STATED TASK ▸ Return every line of the data below that includes the string "they".
═══
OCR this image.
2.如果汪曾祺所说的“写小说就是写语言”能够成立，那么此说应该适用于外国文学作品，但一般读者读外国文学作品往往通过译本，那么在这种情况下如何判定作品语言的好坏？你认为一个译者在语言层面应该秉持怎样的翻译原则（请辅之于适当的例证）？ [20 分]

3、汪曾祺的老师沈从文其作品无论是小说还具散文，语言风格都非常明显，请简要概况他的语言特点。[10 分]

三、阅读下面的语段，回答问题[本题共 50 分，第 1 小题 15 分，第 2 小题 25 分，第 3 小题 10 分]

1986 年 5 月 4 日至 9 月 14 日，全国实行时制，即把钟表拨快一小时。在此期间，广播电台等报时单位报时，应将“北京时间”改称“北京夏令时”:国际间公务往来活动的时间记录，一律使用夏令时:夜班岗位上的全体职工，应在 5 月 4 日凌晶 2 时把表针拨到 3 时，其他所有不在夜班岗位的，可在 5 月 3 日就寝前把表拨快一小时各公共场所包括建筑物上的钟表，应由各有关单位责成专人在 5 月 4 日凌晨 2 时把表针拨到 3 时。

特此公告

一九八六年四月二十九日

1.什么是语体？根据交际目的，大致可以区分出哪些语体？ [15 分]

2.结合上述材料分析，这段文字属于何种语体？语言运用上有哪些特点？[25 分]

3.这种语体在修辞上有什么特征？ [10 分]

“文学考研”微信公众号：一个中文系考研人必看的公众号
═══
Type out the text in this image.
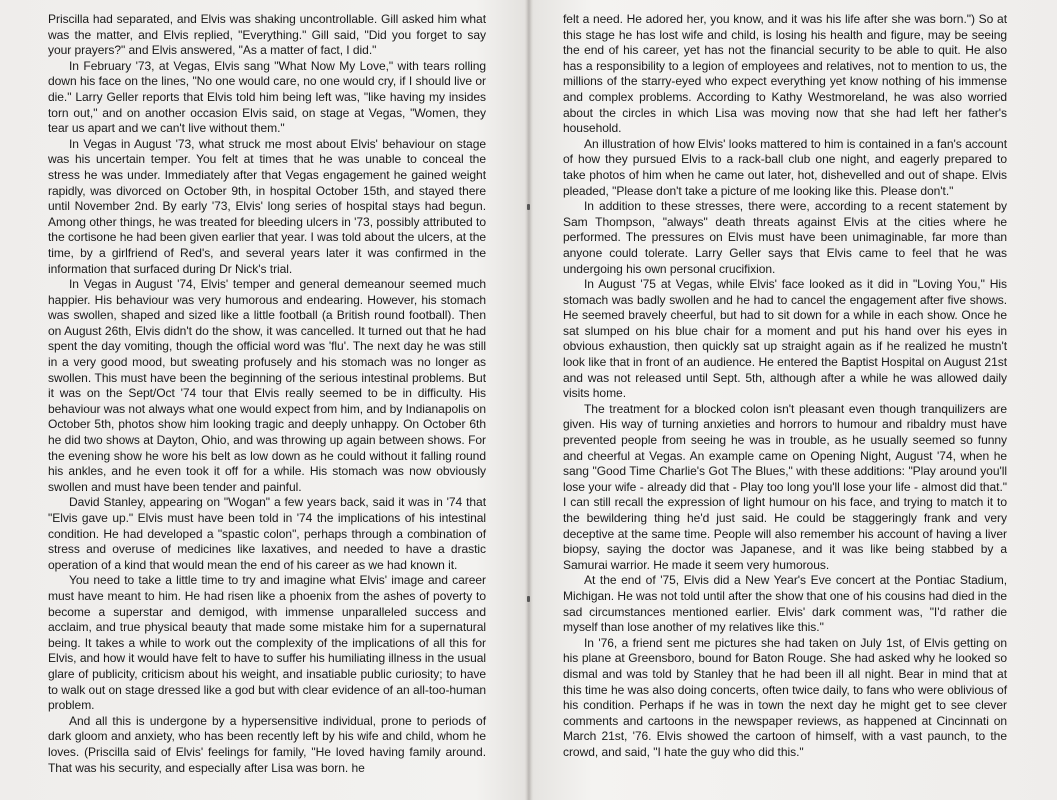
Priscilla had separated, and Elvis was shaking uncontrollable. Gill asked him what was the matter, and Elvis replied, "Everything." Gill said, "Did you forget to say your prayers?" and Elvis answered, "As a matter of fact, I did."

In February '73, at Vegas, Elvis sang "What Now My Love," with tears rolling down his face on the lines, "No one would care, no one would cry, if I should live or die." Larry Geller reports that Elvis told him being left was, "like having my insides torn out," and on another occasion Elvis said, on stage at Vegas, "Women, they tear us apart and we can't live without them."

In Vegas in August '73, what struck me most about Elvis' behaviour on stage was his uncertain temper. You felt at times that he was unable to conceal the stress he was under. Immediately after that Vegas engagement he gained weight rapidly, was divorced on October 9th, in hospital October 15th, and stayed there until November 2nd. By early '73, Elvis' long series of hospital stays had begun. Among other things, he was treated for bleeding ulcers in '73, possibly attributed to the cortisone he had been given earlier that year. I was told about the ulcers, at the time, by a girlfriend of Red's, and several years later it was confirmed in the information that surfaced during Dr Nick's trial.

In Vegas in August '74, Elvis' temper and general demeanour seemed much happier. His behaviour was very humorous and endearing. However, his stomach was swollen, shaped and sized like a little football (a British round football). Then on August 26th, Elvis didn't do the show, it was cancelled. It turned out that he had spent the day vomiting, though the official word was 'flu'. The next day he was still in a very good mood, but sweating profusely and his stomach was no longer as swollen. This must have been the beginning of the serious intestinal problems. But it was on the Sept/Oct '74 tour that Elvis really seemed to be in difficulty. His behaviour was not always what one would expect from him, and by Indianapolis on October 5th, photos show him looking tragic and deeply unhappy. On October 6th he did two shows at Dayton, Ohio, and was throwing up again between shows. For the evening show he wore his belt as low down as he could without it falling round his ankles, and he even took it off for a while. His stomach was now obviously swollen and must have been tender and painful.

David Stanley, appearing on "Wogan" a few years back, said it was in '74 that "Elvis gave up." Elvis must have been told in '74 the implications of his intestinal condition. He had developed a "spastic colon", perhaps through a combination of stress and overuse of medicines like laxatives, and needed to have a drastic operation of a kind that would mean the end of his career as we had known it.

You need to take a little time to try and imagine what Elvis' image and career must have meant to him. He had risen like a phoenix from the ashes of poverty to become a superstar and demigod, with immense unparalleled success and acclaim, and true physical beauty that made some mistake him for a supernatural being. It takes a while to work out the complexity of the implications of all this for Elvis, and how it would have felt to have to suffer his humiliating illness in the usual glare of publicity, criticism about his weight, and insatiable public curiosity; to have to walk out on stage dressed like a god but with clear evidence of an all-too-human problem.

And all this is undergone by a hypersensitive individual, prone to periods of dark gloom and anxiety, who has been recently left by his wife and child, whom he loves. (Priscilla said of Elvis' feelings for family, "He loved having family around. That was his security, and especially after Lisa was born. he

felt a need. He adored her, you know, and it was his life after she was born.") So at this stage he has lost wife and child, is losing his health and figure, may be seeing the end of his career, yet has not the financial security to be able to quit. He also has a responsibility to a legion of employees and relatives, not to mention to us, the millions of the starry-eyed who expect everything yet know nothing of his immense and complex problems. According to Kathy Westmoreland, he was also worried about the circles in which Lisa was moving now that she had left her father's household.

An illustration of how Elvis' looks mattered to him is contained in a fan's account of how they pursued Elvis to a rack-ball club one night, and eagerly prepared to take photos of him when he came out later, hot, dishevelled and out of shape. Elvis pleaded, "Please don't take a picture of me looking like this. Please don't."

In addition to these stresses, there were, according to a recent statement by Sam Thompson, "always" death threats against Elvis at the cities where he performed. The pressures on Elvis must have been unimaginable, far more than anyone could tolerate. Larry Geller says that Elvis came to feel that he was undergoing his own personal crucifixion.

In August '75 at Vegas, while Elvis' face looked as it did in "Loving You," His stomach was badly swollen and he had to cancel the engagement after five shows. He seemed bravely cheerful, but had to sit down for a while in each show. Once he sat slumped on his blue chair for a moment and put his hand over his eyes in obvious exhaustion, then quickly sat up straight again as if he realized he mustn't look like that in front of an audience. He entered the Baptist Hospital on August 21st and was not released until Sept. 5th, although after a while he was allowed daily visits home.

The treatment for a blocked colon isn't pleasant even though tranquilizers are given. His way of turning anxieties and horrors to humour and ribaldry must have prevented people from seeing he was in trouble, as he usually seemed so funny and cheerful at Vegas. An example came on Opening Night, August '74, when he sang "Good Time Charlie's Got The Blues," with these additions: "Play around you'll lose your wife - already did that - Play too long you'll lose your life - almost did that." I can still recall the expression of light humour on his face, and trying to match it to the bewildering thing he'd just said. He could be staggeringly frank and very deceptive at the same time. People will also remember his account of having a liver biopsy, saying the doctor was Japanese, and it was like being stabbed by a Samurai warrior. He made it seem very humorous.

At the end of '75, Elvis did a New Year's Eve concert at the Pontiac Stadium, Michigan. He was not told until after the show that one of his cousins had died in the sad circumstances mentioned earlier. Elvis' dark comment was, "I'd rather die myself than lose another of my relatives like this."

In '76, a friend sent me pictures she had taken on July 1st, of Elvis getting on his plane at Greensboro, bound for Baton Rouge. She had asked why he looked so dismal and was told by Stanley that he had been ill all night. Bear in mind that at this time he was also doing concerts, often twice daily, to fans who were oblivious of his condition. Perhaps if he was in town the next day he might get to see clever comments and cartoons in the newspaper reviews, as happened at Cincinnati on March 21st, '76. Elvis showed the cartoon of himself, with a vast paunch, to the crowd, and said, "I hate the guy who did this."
═══
SOLUTION FOR THIS TASK ▸
In February '73, at Vegas, Elvis sang "What Now My Love," with tears rolling down his face on the lines, "No one would care, no one would cry, if I should live or die." Larry Geller reports that Elvis told him being left was, "like having my insides torn out," and on another occasion Elvis said, on stage at Vegas, "Women, they tear us apart and we can't live without them."
An illustration of how Elvis' looks mattered to him is contained in a fan's account of how they pursued Elvis to a rack-ball club one night, and eagerly prepared to take photos of him when he came out later, hot, dishevelled and out of shape. Elvis pleaded, "Please don't take a picture of me looking like this. Please don't."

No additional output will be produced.